Copy out each line below exactly as it appears.

◆ Records for this exercise
....

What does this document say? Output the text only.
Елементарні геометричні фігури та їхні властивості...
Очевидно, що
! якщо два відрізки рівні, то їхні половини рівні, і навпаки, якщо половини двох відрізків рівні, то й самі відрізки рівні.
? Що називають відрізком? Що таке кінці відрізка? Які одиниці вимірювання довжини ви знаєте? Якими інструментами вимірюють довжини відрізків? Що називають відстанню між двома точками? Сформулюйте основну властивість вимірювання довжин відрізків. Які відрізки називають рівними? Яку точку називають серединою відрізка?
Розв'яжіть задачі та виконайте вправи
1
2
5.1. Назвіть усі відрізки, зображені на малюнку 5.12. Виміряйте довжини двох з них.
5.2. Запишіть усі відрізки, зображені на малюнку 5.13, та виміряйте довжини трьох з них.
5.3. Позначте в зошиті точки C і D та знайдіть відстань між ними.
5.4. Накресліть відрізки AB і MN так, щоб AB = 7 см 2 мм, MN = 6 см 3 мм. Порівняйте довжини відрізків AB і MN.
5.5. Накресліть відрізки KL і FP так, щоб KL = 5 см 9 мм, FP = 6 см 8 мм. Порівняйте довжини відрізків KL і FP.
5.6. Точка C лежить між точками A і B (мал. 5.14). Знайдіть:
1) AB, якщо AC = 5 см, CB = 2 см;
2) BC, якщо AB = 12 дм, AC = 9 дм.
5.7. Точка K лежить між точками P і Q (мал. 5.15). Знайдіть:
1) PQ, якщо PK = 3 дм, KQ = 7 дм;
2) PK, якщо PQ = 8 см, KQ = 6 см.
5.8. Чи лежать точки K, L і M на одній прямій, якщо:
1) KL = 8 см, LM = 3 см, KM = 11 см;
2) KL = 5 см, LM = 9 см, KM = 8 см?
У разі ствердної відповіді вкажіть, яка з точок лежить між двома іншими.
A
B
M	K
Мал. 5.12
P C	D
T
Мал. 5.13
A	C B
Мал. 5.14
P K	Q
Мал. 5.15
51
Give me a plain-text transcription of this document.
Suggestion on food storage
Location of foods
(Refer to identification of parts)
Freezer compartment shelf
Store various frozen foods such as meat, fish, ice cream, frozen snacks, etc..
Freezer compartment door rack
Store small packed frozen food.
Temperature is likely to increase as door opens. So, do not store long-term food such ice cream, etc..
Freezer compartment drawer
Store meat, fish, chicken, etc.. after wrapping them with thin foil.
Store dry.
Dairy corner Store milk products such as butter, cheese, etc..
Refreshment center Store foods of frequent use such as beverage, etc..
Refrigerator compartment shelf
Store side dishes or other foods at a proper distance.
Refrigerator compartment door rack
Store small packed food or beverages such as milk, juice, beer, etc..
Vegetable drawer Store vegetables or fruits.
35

....

◆ Expected answer
What does this document say? Output the text only.
Елементарні геометричні фігури та їхні властивості...
Очевидно, що
! якщо два відрізки рівні, то їхні половини рівні, і навпаки, якщо половини двох відрізків рівні, то й самі відрізки рівні.
? Що називають відрізком? Що таке кінці відрізка? Які одиниці вимірювання довжини ви знаєте? Якими інструментами вимірюють довжини відрізків? Що називають відстанню між двома точками? Сформулюйте основну властивість вимірювання довжин відрізків. Які відрізки називають рівними? Яку точку називають серединою відрізка?
Розв'яжіть задачі та виконайте вправи
1
2
5.1. Назвіть усі відрізки, зображені на малюнку 5.12. Виміряйте довжини двох з них.
5.2. Запишіть усі відрізки, зображені на малюнку 5.13, та виміряйте довжини трьох з них.
5.3. Позначте в зошиті точки C і D та знайдіть відстань між ними.
5.4. Накресліть відрізки AB і MN так, щоб AB = 7 см 2 мм, MN = 6 см 3 мм. Порівняйте довжини відрізків AB і MN.
5.5. Накресліть відрізки KL і FP так, щоб KL = 5 см 9 мм, FP = 6 см 8 мм. Порівняйте довжини відрізків KL і FP.
5.6. Точка C лежить між точками A і B (мал. 5.14). Знайдіть:
1) AB, якщо AC = 5 см, CB = 2 см;
2) BC, якщо AB = 12 дм, AC = 9 дм.
5.7. Точка K лежить між точками P і Q (мал. 5.15). Знайдіть:
1) PQ, якщо PK = 3 дм, KQ = 7 дм;
2) PK, якщо PQ = 8 см, KQ = 6 см.
5.8. Чи лежать точки K, L і M на одній прямій, якщо:
1) KL = 8 см, LM = 3 см, KM = 11 см;
2) KL = 5 см, LM = 9 см, KM = 8 см?
У разі ствердної відповіді вкажіть, яка з точок лежить між двома іншими.
A
B
M	K
Мал. 5.12
P C	D
T
Мал. 5.13
A	C B
Мал. 5.14
P K	Q
Мал. 5.15
51
Give me a plain-text transcription of this document.
Suggestion on food storage
Location of foods
(Refer to identification of parts)
Freezer compartment shelf
Store various frozen foods such as meat, fish, ice cream, frozen snacks, etc..
Freezer compartment door rack
Store small packed frozen food.
Temperature is likely to increase as door opens. So, do not store long-term food such ice cream, etc..
Freezer compartment drawer
Store meat, fish, chicken, etc.. after wrapping them with thin foil.
Store dry.
Dairy corner Store milk products such as butter, cheese, etc..
Refreshment center Store foods of frequent use such as beverage, etc..
Refrigerator compartment shelf
Store side dishes or other foods at a proper distance.
Refrigerator compartment door rack
Store small packed food or beverages such as milk, juice, beer, etc..
Vegetable drawer Store vegetables or fruits.
35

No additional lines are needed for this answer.